◆ PROBLEM REQUIREMENTS: Pull out every line containing the string "this".

◆ RAW DATA:
_ _ _ _ _ _ _

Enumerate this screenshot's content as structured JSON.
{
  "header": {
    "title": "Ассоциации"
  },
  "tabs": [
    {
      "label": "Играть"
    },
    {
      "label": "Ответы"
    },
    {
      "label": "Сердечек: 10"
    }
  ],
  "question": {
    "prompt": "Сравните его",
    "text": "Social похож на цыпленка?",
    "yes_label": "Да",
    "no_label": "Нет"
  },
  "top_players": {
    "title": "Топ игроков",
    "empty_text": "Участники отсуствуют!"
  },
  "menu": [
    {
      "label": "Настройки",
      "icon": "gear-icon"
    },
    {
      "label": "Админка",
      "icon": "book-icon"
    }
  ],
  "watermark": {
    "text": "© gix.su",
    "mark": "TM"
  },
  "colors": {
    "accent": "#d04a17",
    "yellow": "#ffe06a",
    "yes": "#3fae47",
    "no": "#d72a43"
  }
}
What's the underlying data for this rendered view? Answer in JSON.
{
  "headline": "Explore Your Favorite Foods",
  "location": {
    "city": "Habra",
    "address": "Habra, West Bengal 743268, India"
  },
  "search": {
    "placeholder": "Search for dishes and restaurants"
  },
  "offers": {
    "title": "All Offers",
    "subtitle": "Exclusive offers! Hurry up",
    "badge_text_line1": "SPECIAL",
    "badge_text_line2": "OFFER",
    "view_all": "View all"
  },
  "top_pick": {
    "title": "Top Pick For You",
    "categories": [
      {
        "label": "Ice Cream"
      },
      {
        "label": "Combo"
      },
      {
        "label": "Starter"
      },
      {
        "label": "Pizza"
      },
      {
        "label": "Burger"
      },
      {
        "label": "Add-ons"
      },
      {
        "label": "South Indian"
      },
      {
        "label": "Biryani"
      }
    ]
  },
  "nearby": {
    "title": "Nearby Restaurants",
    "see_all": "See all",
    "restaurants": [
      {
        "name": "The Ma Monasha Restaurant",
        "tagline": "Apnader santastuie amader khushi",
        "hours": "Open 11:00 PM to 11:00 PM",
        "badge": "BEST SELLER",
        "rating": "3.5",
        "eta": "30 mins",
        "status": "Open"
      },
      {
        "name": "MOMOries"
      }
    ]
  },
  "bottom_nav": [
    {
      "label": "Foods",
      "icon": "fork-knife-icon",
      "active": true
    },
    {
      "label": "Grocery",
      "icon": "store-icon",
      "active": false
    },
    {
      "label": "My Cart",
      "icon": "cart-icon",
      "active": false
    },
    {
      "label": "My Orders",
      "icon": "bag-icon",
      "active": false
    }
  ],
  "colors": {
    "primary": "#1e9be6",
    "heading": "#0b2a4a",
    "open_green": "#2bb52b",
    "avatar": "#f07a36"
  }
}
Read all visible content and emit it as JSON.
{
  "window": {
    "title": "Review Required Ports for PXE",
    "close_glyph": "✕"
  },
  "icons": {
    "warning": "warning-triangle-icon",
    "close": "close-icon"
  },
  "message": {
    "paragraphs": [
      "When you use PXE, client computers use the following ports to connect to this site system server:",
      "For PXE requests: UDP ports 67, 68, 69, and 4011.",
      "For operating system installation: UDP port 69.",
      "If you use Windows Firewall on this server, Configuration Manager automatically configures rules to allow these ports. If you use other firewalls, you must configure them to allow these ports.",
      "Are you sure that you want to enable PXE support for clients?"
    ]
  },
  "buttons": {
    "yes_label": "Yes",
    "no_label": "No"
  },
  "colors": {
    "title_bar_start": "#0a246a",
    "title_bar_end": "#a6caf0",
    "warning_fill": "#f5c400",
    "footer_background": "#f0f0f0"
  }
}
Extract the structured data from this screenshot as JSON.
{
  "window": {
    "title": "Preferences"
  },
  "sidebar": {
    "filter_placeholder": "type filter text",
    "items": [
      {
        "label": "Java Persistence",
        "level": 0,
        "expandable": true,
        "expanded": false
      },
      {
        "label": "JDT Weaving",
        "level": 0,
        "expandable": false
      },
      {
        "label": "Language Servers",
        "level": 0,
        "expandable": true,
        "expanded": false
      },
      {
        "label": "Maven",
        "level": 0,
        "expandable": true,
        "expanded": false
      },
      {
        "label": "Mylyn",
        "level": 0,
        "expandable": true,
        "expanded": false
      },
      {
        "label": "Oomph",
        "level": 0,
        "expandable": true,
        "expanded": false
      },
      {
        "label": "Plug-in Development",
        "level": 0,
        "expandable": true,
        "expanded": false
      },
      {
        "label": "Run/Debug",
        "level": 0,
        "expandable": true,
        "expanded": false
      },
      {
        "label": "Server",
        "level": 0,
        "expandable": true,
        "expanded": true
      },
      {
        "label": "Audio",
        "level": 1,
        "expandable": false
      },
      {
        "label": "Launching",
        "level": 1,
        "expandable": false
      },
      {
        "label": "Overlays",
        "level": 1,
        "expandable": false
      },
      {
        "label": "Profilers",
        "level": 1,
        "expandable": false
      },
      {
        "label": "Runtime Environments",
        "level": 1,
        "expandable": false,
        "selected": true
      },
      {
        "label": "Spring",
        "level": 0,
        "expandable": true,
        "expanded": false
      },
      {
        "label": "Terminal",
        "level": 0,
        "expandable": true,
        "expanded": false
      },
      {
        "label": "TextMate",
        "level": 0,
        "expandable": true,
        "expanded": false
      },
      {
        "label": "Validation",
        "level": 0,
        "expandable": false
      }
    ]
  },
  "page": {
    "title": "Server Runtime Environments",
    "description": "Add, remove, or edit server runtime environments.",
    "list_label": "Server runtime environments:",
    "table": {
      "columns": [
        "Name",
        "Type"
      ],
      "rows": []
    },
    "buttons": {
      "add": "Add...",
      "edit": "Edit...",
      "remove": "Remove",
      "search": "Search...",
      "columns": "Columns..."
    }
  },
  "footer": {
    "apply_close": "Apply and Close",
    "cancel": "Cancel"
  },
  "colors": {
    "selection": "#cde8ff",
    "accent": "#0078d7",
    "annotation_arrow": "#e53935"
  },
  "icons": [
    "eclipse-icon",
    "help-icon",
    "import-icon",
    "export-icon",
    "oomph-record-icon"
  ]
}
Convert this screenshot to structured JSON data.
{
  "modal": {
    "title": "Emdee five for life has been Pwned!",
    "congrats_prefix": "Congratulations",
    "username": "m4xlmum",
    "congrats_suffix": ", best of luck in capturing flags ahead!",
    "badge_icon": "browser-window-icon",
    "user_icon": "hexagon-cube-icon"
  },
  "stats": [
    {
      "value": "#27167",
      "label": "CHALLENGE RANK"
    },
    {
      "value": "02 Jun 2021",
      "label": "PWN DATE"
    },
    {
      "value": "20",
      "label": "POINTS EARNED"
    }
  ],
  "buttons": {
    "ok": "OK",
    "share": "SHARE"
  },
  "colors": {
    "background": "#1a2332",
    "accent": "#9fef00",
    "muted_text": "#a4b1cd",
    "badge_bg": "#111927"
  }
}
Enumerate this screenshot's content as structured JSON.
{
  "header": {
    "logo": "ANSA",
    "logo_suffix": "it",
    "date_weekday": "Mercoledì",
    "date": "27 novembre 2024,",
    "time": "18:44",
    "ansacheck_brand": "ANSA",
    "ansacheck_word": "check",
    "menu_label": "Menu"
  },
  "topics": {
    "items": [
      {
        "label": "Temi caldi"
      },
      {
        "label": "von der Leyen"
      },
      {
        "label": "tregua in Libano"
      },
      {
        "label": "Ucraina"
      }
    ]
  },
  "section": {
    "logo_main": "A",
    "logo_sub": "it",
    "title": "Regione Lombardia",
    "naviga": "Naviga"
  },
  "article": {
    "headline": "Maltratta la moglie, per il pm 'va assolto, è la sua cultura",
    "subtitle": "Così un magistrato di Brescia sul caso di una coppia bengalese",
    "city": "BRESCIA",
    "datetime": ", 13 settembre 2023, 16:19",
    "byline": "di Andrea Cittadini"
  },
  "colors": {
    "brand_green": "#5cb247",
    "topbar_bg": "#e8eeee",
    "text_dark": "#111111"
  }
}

_ _ _ _ _ _ _

◆ REPLY:
Enumerate this screenshot's content as structured JSON.
What's the underlying data for this rendered view? Answer in JSON.
      "When you use PXE, client computers use the following ports to connect to this site system server:",
      "If you use Windows Firewall on this server, Configuration Manager automatically configures rules to allow these ports. If you use other firewalls, you must configure them to allow these ports.",
Extract the structured data from this screenshot as JSON.
Convert this screenshot to structured JSON data.
Enumerate this screenshot's content as structured JSON.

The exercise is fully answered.